====== Data for the task ======

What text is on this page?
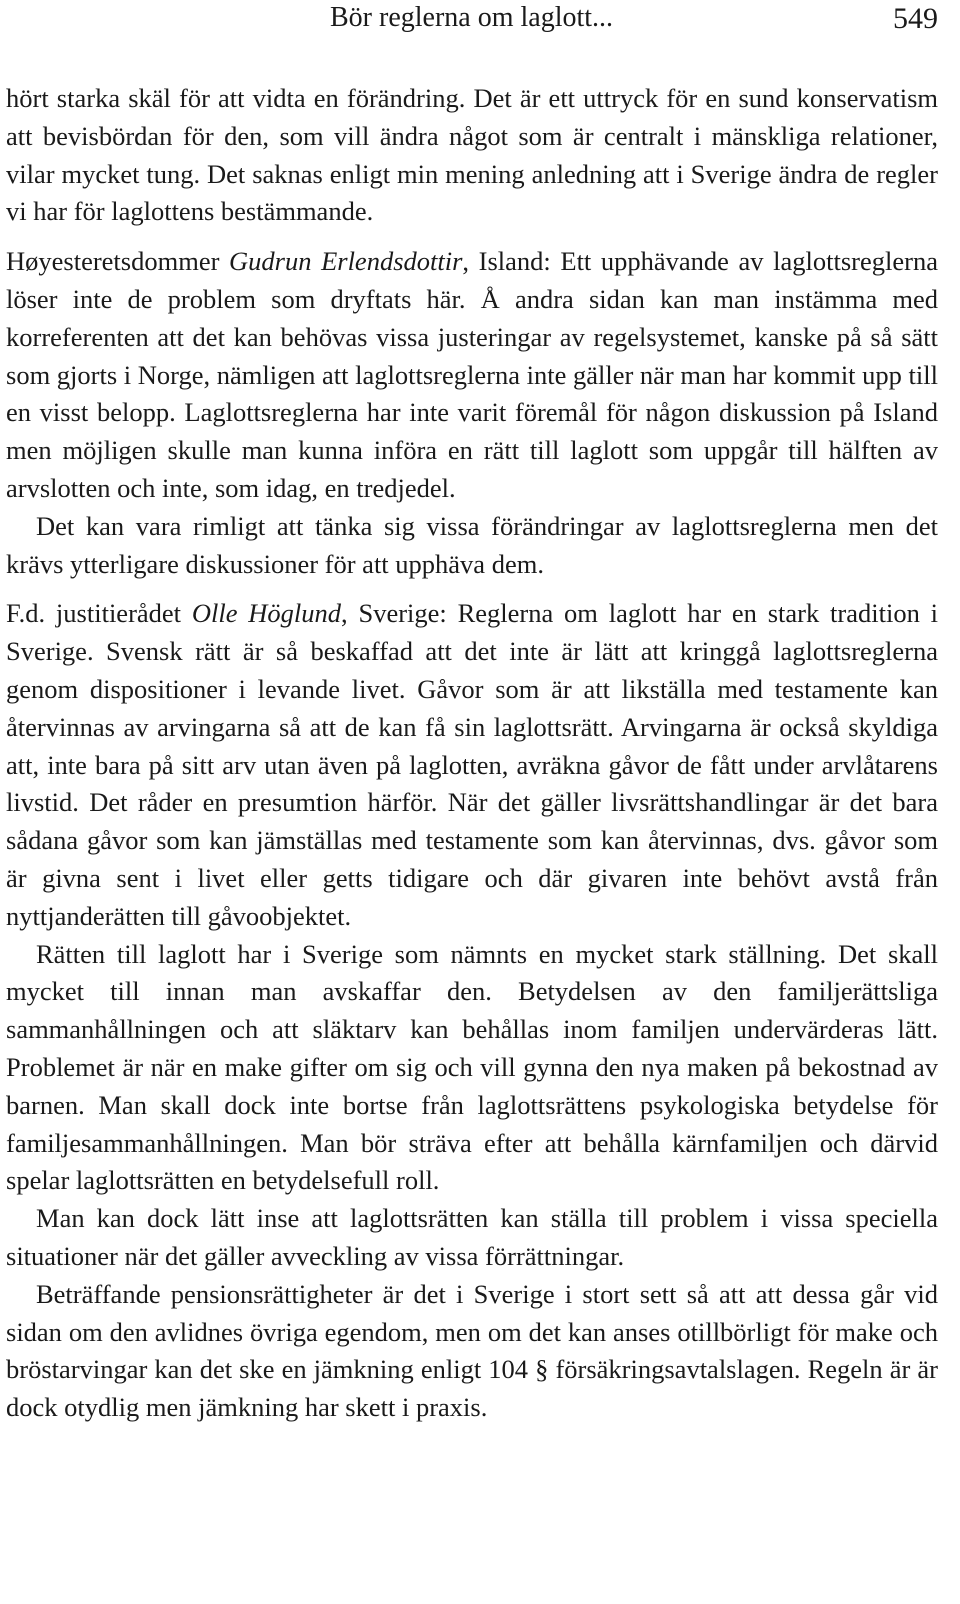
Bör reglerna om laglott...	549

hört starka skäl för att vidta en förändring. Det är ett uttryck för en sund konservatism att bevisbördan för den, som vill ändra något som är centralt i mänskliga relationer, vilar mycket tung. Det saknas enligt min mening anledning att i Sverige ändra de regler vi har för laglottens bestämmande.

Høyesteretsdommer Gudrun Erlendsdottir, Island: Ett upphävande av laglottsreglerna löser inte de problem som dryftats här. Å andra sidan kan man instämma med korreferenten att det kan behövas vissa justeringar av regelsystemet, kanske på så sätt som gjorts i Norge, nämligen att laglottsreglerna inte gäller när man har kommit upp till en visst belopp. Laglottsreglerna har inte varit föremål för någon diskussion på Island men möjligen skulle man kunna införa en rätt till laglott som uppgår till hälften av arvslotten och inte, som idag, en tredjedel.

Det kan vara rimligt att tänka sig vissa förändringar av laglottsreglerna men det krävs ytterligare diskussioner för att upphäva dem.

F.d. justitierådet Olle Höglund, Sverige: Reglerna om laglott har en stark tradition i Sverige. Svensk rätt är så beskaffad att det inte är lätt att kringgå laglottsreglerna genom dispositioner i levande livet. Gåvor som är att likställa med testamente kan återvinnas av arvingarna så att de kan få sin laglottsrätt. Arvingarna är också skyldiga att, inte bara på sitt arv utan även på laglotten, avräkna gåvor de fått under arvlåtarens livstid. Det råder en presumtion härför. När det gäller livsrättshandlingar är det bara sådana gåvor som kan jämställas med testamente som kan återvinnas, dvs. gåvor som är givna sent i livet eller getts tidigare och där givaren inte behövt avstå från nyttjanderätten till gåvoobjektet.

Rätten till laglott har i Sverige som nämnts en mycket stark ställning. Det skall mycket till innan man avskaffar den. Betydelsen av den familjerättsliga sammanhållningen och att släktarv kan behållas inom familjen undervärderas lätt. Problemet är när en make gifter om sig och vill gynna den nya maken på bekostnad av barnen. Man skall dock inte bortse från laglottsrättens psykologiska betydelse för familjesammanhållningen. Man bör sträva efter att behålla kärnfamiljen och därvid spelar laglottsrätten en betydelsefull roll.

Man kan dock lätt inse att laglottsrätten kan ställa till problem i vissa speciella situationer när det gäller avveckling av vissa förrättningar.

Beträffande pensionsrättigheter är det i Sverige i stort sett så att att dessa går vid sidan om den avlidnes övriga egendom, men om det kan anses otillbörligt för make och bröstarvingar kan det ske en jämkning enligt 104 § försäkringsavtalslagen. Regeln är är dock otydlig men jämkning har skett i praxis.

======
====== Data for the task ======

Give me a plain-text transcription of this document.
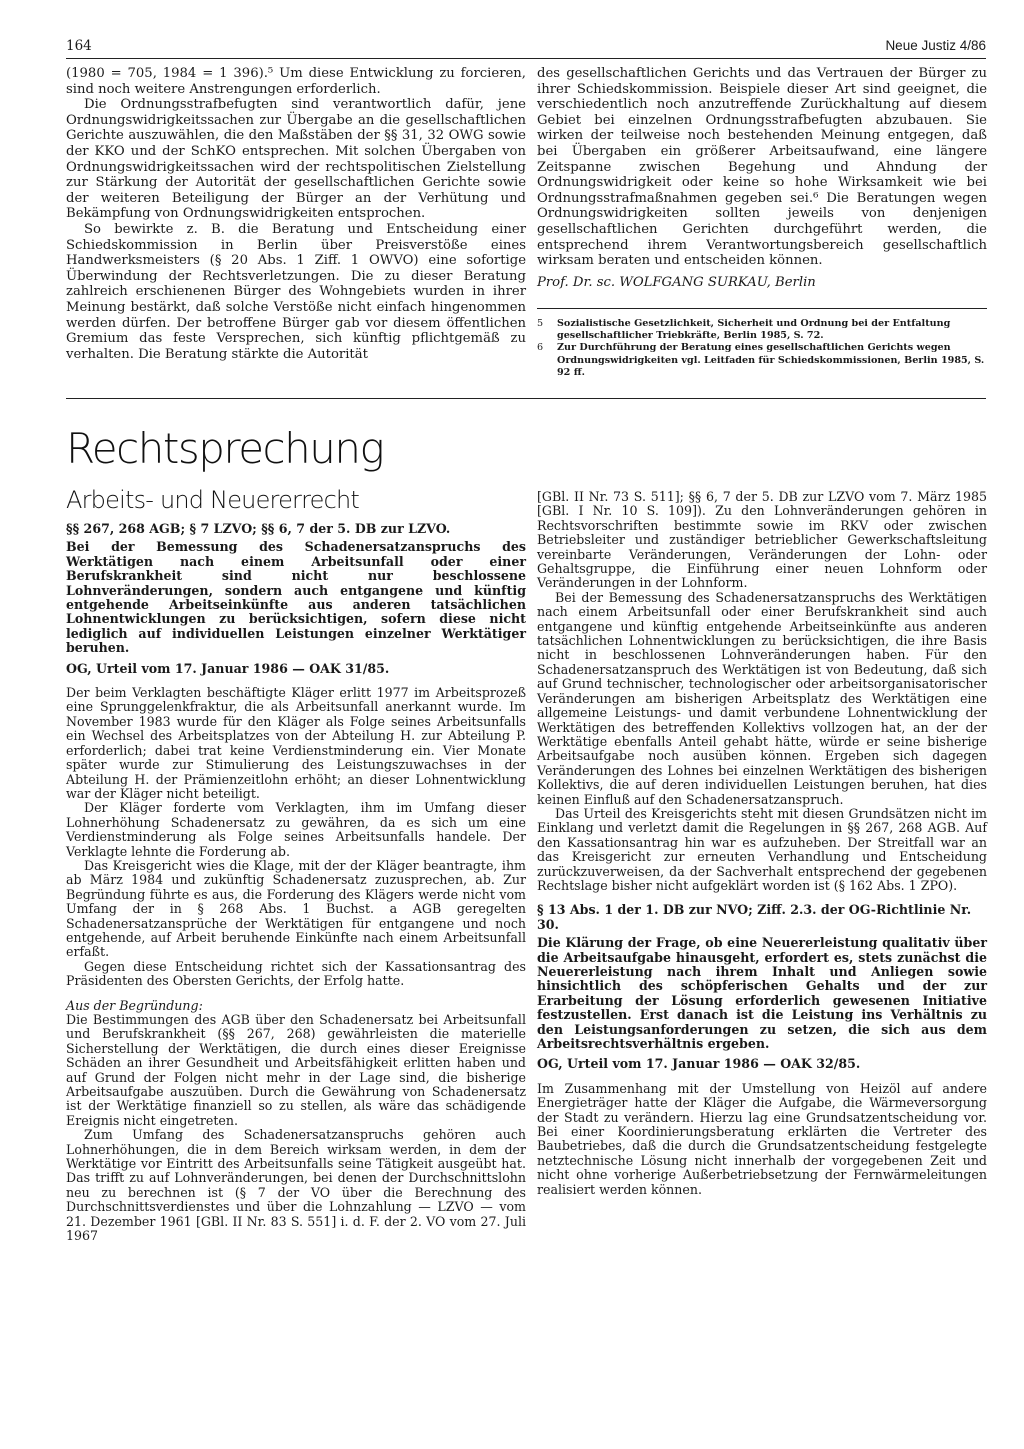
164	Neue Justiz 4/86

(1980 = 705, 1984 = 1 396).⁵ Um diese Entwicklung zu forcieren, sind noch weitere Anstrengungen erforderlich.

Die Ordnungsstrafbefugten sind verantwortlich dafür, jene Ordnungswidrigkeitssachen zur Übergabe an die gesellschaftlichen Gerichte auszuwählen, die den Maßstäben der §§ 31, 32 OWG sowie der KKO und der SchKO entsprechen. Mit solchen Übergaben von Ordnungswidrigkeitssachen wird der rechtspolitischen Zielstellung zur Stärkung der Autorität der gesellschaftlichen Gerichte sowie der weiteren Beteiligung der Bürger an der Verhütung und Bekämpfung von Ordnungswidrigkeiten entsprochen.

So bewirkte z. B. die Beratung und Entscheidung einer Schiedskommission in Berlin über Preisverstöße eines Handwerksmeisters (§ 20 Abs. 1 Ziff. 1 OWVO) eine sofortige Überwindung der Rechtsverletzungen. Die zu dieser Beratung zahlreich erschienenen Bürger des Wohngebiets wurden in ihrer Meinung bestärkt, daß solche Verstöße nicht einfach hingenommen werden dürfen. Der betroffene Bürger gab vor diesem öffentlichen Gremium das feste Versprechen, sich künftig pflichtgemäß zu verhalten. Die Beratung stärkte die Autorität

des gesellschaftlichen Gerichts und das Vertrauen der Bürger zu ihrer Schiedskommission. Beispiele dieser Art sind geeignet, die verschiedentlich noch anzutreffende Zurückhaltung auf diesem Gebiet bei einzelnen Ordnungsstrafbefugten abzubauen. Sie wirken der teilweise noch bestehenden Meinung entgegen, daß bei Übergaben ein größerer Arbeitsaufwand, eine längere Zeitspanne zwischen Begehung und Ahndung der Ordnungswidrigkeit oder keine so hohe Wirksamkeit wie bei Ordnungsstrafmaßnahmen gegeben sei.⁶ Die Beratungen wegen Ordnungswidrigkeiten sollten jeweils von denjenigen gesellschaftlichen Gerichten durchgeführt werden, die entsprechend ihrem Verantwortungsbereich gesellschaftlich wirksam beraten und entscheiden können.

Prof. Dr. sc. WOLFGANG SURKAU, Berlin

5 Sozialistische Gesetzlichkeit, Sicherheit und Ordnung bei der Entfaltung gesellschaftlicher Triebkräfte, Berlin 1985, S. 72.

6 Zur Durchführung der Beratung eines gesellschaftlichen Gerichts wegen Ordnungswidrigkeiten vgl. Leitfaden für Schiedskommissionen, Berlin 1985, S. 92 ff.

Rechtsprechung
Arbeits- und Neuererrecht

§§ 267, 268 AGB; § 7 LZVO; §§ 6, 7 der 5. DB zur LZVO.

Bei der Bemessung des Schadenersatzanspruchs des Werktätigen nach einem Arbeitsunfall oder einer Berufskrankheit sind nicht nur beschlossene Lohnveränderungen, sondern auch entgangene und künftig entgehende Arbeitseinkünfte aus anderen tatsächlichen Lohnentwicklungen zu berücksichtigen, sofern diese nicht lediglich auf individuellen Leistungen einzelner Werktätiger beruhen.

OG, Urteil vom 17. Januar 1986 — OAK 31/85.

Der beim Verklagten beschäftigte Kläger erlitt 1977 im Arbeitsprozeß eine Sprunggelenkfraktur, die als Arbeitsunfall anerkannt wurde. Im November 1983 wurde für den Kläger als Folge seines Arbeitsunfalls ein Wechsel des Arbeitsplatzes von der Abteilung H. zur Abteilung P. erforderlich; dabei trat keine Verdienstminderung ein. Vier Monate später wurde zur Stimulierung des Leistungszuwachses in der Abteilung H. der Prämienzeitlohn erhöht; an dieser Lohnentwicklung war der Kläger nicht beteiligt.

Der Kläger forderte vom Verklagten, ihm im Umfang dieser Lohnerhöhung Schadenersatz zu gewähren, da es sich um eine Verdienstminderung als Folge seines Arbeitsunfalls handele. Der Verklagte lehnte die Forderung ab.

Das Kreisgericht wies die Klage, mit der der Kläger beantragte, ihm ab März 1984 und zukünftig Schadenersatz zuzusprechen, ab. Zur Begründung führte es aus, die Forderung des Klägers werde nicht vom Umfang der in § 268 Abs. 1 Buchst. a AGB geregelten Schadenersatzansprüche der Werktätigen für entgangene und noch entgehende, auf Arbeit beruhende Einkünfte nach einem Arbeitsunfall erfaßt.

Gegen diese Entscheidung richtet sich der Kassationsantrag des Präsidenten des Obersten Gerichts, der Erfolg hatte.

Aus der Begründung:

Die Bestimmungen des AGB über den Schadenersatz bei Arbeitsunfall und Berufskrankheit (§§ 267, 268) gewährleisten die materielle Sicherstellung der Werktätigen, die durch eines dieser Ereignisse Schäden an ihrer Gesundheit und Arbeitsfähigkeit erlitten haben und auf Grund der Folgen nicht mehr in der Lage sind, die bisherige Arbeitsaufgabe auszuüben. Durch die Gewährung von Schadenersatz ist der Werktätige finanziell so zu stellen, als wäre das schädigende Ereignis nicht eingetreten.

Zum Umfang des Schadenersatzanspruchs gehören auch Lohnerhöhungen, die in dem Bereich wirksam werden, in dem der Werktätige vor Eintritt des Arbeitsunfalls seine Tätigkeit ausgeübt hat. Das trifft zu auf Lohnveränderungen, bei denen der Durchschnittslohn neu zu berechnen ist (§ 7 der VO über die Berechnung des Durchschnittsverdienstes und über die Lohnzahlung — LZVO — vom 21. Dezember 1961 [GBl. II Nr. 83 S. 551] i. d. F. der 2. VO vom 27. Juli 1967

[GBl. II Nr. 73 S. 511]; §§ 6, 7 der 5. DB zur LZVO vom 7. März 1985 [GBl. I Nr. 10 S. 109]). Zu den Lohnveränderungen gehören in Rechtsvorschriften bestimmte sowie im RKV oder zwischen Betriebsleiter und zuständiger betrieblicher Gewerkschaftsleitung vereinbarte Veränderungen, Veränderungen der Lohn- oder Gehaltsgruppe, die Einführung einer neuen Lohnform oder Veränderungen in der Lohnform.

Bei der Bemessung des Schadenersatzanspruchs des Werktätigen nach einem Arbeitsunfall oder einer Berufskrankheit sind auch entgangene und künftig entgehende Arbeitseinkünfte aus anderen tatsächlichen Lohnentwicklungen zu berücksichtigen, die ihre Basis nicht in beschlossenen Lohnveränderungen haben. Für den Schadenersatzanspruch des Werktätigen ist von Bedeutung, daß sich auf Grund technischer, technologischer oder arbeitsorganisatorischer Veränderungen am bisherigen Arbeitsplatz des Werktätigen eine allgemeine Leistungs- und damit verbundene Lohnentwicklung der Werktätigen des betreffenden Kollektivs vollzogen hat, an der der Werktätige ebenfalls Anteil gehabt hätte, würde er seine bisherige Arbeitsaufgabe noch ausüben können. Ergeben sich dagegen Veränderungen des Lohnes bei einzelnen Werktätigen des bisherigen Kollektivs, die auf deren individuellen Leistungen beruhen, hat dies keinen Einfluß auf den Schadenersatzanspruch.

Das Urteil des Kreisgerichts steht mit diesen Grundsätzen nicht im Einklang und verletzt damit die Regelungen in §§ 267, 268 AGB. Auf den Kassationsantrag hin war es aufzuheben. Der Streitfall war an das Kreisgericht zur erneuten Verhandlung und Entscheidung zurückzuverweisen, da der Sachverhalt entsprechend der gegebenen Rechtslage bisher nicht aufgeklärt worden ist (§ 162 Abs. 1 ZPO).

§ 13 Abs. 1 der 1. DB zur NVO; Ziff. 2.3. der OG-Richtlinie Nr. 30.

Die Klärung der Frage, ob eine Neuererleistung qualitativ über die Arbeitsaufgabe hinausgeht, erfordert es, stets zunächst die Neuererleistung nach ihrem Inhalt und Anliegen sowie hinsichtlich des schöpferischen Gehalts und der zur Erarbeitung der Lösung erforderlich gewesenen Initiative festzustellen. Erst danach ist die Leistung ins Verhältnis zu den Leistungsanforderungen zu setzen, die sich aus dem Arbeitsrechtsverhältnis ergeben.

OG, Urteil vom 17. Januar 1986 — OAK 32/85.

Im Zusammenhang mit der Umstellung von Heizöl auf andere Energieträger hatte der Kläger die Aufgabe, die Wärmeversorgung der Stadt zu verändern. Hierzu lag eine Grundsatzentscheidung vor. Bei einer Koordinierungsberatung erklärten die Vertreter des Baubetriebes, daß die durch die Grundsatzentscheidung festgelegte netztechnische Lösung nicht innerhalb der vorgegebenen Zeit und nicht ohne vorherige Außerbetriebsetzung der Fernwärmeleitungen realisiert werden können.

======

> **Task description**: Would you please copy all lines in the data that contain the word "gehören"?

> **Output for this task**:
Zum Umfang des Schadenersatzanspruchs gehören auch Lohnerhöhungen, die in dem Bereich wirksam werden, in dem der Werktätige vor Eintritt des Arbeitsunfalls seine Tätigkeit ausgeübt hat. Das trifft zu auf Lohnveränderungen, bei denen der Durchschnittslohn neu zu berechnen ist (§ 7 der VO über die Berechnung des Durchschnittsverdienstes und über die Lohnzahlung — LZVO — vom 21. Dezember 1961 [GBl. II Nr. 83 S. 551] i. d. F. der 2. VO vom 27. Juli 1967
[GBl. II Nr. 73 S. 511]; §§ 6, 7 der 5. DB zur LZVO vom 7. März 1985 [GBl. I Nr. 10 S. 109]). Zu den Lohnveränderungen gehören in Rechtsvorschriften bestimmte sowie im RKV oder zwischen Betriebsleiter und zuständiger betrieblicher Gewerkschaftsleitung vereinbarte Veränderungen, Veränderungen der Lohn- oder Gehaltsgruppe, die Einführung einer neuen Lohnform oder Veränderungen in der Lohnform.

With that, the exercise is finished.